Records for the exercise |

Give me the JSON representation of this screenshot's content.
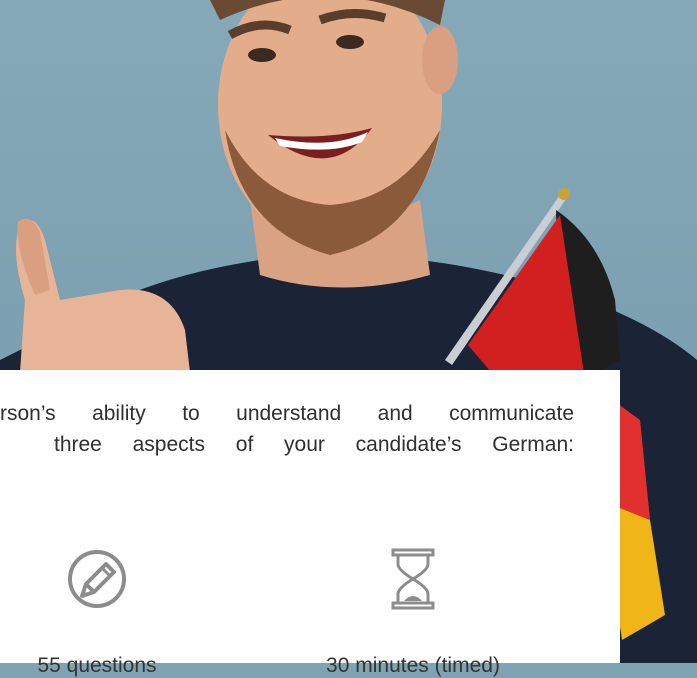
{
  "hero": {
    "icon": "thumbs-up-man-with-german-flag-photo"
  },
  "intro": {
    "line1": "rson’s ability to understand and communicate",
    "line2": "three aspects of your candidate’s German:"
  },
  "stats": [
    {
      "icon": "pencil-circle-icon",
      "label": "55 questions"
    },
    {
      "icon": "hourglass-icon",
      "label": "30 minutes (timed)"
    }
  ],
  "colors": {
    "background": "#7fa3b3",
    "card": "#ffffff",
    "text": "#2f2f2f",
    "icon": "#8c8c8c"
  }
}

Short problem |
Print all entries exactly. The images do not belong in the copy.

Output of the exercise |
Give me the JSON representation of this screenshot's content.
{
  "hero": {
    "icon": "thumbs-up-man-with-german-flag-photo"
  },
  "intro": {
    "line1": "rson’s ability to understand and communicate",
    "line2": "three aspects of your candidate’s German:"
  },
  "stats": [
    {
      "icon": "pencil-circle-icon",
      "label": "55 questions"
    },
    {
      "icon": "hourglass-icon",
      "label": "30 minutes (timed)"
    }
  ],
  "colors": {
    "background": "#7fa3b3",
    "card": "#ffffff",
    "text": "#2f2f2f",
    "icon": "#8c8c8c"
  }
}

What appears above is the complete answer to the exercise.